**Aim of the task**
Find the lines below that contain the string "lépjen". Copy each one.

**Dataset extract**
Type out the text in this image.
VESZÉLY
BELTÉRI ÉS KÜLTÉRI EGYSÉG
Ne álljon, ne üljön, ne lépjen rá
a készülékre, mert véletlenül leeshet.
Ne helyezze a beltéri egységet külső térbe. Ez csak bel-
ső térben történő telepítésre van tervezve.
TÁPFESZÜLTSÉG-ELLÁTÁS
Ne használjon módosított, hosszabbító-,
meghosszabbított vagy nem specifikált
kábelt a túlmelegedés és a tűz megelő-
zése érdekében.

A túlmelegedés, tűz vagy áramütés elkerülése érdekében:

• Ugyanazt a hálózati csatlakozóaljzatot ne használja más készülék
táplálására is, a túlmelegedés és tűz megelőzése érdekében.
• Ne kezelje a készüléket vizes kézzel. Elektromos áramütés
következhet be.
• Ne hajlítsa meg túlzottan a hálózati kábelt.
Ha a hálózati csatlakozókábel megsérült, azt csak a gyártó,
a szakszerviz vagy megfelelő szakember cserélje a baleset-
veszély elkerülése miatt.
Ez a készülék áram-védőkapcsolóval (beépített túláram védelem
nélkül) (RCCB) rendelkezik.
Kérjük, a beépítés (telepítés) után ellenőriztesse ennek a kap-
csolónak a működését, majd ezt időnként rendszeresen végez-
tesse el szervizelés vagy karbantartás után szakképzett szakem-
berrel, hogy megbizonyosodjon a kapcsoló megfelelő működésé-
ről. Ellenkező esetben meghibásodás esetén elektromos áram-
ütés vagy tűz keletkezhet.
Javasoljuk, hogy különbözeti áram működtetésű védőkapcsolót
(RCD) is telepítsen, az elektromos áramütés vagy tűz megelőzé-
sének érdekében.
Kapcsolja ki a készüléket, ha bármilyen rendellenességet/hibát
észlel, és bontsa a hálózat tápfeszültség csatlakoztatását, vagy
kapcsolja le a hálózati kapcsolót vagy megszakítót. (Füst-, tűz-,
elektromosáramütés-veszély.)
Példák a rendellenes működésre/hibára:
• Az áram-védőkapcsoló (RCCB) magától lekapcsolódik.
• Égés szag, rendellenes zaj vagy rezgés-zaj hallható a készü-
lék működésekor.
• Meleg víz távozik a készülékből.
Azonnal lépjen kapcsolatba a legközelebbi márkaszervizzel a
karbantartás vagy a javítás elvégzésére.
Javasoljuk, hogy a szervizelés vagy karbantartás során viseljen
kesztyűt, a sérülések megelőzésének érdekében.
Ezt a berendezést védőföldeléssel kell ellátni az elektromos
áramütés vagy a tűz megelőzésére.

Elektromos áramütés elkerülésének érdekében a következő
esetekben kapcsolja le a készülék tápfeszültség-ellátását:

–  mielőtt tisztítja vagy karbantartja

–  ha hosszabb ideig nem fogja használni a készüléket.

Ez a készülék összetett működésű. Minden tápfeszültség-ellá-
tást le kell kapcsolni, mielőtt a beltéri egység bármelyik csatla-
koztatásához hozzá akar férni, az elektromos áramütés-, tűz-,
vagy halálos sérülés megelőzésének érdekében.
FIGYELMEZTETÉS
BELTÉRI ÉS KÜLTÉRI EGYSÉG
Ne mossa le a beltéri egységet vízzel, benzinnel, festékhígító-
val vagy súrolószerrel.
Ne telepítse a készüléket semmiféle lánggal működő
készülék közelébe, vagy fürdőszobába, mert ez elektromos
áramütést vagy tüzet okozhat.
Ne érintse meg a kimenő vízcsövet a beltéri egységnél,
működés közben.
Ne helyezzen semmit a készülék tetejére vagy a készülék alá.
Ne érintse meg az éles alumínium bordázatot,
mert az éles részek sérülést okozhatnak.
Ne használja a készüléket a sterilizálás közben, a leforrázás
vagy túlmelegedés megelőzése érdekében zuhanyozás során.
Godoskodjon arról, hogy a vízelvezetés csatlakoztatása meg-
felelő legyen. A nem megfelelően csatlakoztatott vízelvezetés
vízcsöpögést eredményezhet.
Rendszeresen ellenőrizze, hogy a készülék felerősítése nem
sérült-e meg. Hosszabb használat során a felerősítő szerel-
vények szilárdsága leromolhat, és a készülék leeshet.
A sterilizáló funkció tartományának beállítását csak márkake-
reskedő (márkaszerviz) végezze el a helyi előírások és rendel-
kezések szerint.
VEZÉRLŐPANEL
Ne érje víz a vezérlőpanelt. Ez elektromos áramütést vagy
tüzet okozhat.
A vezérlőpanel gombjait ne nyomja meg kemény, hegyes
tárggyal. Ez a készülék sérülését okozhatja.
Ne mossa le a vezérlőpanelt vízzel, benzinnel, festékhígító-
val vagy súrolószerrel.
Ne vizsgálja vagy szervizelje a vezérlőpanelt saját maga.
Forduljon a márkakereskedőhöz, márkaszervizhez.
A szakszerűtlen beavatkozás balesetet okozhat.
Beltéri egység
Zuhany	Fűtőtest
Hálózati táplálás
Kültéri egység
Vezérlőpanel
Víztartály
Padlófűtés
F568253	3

**Result of the exercise**
Ne álljon, ne üljön, ne lépjen rá
Azonnal lépjen kapcsolatba a legközelebbi márkaszervizzel a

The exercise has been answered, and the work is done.